**Work required:** Scan the data beneath this task and copy each line that includes "Karnidi".

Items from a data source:
============================================================

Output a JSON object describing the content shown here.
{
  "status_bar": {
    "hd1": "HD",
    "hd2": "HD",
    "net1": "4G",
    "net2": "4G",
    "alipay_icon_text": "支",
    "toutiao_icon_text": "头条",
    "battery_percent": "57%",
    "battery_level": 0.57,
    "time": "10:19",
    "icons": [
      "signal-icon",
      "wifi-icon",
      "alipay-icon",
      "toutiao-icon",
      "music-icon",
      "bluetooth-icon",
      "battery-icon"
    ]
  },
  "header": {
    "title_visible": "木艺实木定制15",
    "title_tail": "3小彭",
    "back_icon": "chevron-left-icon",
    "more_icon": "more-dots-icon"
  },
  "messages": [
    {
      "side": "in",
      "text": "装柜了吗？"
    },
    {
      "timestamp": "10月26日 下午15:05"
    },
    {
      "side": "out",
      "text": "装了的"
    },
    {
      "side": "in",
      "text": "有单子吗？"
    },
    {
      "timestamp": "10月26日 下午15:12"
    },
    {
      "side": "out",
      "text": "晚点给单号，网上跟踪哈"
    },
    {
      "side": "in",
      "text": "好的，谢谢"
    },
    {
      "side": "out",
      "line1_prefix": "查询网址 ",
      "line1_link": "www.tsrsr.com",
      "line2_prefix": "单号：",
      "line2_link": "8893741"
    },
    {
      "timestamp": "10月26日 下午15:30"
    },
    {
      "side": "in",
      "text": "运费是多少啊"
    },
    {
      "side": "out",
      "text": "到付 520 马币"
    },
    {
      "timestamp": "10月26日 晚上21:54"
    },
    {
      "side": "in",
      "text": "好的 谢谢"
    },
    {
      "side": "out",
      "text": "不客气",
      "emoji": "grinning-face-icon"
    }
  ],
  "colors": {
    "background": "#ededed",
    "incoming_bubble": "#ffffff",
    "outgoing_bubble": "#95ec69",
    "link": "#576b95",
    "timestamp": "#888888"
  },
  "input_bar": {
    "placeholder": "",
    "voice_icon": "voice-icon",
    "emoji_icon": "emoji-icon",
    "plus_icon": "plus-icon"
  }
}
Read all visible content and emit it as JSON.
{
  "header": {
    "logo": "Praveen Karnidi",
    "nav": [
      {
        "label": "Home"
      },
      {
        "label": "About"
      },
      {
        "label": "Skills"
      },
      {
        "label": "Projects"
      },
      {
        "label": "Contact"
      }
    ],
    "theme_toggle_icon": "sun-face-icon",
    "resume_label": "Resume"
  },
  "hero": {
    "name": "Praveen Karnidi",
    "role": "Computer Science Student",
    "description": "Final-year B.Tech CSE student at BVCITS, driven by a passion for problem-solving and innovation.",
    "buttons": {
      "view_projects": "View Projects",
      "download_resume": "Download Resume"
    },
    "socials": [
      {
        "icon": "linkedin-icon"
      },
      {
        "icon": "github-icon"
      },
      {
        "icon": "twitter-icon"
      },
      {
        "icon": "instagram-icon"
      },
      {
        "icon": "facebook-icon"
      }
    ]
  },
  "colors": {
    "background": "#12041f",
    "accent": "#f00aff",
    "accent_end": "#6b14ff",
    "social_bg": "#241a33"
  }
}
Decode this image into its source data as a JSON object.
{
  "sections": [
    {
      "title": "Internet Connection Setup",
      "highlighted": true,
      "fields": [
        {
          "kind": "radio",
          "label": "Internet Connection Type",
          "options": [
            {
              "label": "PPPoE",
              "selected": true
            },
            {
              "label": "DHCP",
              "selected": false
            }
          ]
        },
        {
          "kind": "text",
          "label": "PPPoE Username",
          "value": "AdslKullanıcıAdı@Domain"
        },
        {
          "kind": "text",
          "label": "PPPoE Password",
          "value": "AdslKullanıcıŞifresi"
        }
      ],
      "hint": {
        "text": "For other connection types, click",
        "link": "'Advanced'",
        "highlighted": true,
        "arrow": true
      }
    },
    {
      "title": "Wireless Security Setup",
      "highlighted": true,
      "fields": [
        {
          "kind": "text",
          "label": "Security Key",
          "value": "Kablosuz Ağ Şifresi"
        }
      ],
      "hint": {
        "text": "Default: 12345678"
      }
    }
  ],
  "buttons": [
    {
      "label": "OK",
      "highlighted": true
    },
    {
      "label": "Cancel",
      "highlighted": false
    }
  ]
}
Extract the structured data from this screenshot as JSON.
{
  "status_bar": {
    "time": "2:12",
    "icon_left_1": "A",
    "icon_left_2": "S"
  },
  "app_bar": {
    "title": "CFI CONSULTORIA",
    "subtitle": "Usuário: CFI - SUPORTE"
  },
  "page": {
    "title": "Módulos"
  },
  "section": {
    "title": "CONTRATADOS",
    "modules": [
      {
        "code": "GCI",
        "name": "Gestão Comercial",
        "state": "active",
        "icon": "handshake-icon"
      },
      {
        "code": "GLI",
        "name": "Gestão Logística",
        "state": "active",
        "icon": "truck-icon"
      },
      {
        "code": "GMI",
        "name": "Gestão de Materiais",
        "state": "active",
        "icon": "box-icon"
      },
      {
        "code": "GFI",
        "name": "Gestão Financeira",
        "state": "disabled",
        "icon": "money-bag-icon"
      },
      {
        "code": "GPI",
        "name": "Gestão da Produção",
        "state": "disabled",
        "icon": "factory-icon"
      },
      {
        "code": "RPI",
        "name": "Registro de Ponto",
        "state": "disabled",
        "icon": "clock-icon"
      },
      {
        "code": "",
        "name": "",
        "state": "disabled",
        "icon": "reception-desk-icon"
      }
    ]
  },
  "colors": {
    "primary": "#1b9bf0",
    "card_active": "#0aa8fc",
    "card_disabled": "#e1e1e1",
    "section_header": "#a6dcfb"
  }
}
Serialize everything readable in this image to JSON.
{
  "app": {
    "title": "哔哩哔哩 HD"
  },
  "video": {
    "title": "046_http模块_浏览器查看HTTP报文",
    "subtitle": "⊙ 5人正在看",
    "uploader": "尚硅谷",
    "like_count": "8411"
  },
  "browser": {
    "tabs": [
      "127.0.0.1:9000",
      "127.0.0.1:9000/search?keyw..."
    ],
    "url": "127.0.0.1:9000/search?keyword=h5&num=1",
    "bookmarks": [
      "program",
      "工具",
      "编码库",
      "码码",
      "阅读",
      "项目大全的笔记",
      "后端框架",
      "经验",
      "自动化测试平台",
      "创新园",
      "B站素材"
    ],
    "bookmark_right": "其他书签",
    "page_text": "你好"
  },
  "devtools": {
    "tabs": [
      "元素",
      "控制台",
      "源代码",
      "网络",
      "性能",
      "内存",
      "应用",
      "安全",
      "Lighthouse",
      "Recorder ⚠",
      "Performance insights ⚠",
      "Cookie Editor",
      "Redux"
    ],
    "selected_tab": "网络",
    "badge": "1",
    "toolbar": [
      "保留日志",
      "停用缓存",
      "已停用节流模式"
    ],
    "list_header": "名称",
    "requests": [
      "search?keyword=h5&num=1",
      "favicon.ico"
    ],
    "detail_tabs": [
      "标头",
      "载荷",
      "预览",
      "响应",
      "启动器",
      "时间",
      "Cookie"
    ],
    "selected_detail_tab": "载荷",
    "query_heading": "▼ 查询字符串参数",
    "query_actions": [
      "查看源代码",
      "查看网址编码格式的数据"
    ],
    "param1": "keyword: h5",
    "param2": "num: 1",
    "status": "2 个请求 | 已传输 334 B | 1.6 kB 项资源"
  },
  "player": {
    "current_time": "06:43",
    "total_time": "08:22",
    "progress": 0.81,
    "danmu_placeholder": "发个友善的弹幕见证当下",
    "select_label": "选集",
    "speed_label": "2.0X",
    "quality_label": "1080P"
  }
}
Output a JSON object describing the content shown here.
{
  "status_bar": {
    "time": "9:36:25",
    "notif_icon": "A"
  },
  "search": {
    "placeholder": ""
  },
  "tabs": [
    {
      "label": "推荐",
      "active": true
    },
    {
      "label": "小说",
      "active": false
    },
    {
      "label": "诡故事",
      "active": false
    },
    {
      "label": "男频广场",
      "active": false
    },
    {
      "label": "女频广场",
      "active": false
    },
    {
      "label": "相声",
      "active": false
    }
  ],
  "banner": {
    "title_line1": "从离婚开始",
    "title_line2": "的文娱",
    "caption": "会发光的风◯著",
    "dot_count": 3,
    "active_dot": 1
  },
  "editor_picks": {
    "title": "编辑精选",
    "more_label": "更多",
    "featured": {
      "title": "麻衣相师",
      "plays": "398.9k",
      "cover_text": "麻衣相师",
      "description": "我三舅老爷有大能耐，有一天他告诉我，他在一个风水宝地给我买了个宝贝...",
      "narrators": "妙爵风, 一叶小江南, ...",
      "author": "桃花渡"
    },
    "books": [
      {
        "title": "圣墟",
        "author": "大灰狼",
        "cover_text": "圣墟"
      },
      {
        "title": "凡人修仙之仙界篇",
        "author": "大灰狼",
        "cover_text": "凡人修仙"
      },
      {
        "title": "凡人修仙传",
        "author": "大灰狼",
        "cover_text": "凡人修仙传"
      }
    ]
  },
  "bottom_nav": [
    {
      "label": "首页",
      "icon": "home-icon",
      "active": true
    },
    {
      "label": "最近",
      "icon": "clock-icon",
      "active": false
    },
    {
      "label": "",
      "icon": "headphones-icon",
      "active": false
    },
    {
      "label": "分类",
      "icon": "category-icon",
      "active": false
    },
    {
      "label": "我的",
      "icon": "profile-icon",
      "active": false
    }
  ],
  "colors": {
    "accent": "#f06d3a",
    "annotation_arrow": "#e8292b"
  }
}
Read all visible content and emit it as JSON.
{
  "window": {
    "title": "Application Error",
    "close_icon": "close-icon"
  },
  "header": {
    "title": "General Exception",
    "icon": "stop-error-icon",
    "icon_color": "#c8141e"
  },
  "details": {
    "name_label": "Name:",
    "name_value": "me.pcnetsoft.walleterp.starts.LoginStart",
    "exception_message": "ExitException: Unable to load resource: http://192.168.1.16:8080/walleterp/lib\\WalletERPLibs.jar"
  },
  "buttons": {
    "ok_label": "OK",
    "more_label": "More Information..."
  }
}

============================================================

**Final result:**
    "logo": "Praveen Karnidi",
    "name": "Praveen Karnidi",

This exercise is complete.